• Short exercise: Copy every line of the listing exactly.
** begin Task material **
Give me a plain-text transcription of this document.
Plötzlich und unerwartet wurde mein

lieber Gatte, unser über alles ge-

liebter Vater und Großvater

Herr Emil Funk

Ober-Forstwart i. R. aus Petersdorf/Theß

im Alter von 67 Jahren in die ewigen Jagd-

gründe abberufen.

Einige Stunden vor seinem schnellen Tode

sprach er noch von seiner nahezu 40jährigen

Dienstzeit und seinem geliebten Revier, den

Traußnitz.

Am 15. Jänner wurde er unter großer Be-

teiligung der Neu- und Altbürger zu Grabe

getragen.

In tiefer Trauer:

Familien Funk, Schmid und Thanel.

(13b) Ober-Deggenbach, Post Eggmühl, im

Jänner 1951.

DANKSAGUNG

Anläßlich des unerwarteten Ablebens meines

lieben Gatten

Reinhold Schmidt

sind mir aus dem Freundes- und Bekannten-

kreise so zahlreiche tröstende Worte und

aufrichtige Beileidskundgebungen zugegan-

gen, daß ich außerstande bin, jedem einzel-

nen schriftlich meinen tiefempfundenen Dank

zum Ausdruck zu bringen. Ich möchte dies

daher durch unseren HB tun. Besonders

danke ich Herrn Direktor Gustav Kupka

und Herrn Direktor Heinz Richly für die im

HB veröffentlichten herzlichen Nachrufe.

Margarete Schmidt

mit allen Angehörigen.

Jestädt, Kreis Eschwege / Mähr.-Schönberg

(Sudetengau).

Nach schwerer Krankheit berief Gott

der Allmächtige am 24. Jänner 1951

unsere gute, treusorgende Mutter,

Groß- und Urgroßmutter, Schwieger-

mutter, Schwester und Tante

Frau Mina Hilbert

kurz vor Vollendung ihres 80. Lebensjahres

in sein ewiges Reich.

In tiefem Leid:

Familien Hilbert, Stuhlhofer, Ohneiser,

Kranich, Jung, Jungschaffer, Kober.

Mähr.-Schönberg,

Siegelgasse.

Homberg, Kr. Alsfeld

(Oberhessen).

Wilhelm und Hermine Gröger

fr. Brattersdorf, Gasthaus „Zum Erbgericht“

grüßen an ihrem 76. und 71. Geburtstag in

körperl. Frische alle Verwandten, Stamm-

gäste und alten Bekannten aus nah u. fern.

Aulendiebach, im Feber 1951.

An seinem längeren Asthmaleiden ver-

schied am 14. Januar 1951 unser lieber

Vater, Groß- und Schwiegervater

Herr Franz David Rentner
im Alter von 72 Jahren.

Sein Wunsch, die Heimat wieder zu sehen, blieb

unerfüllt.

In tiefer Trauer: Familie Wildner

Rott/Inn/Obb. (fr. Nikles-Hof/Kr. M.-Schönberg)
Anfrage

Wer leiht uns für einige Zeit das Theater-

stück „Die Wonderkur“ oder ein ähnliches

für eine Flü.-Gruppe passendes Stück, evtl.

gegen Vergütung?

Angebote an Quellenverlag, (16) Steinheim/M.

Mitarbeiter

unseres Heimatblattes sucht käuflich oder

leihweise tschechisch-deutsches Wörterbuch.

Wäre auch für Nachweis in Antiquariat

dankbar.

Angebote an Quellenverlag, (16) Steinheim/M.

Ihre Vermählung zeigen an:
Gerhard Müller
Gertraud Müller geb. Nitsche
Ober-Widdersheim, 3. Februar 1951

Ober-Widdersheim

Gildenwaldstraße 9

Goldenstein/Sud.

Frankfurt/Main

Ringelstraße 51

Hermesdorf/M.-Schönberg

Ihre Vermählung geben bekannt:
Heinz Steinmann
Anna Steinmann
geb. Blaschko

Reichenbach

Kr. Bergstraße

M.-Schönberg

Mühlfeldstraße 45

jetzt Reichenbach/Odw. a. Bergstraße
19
** end Task material **
• Finished task:
Give me a plain-text transcription of this document.
Plötzlich und unerwartet wurde mein

lieber Gatte, unser über alles ge-

liebter Vater und Großvater

Herr Emil Funk

Ober-Forstwart i. R. aus Petersdorf/Theß

im Alter von 67 Jahren in die ewigen Jagd-

gründe abberufen.

Einige Stunden vor seinem schnellen Tode

sprach er noch von seiner nahezu 40jährigen

Dienstzeit und seinem geliebten Revier, den

Traußnitz.

Am 15. Jänner wurde er unter großer Be-

teiligung der Neu- und Altbürger zu Grabe

getragen.

In tiefer Trauer:

Familien Funk, Schmid und Thanel.

(13b) Ober-Deggenbach, Post Eggmühl, im

Jänner 1951.

DANKSAGUNG

Anläßlich des unerwarteten Ablebens meines

lieben Gatten

Reinhold Schmidt

sind mir aus dem Freundes- und Bekannten-

kreise so zahlreiche tröstende Worte und

aufrichtige Beileidskundgebungen zugegan-

gen, daß ich außerstande bin, jedem einzel-

nen schriftlich meinen tiefempfundenen Dank

zum Ausdruck zu bringen. Ich möchte dies

daher durch unseren HB tun. Besonders

danke ich Herrn Direktor Gustav Kupka

und Herrn Direktor Heinz Richly für die im

HB veröffentlichten herzlichen Nachrufe.

Margarete Schmidt

mit allen Angehörigen.

Jestädt, Kreis Eschwege / Mähr.-Schönberg

(Sudetengau).

Nach schwerer Krankheit berief Gott

der Allmächtige am 24. Jänner 1951

unsere gute, treusorgende Mutter,

Groß- und Urgroßmutter, Schwieger-

mutter, Schwester und Tante

Frau Mina Hilbert

kurz vor Vollendung ihres 80. Lebensjahres

in sein ewiges Reich.

In tiefem Leid:

Familien Hilbert, Stuhlhofer, Ohneiser,

Kranich, Jung, Jungschaffer, Kober.

Mähr.-Schönberg,

Siegelgasse.

Homberg, Kr. Alsfeld

(Oberhessen).

Wilhelm und Hermine Gröger

fr. Brattersdorf, Gasthaus „Zum Erbgericht“

grüßen an ihrem 76. und 71. Geburtstag in

körperl. Frische alle Verwandten, Stamm-

gäste und alten Bekannten aus nah u. fern.

Aulendiebach, im Feber 1951.

An seinem längeren Asthmaleiden ver-

schied am 14. Januar 1951 unser lieber

Vater, Groß- und Schwiegervater

Herr Franz David Rentner
im Alter von 72 Jahren.

Sein Wunsch, die Heimat wieder zu sehen, blieb

unerfüllt.

In tiefer Trauer: Familie Wildner

Rott/Inn/Obb. (fr. Nikles-Hof/Kr. M.-Schönberg)
Anfrage

Wer leiht uns für einige Zeit das Theater-

stück „Die Wonderkur“ oder ein ähnliches

für eine Flü.-Gruppe passendes Stück, evtl.

gegen Vergütung?

Angebote an Quellenverlag, (16) Steinheim/M.

Mitarbeiter

unseres Heimatblattes sucht käuflich oder

leihweise tschechisch-deutsches Wörterbuch.

Wäre auch für Nachweis in Antiquariat

dankbar.

Angebote an Quellenverlag, (16) Steinheim/M.

Ihre Vermählung zeigen an:
Gerhard Müller
Gertraud Müller geb. Nitsche
Ober-Widdersheim, 3. Februar 1951

Ober-Widdersheim

Gildenwaldstraße 9

Goldenstein/Sud.

Frankfurt/Main

Ringelstraße 51

Hermesdorf/M.-Schönberg

Ihre Vermählung geben bekannt:
Heinz Steinmann
Anna Steinmann
geb. Blaschko

Reichenbach

Kr. Bergstraße

M.-Schönberg

Mühlfeldstraße 45

jetzt Reichenbach/Odw. a. Bergstraße
19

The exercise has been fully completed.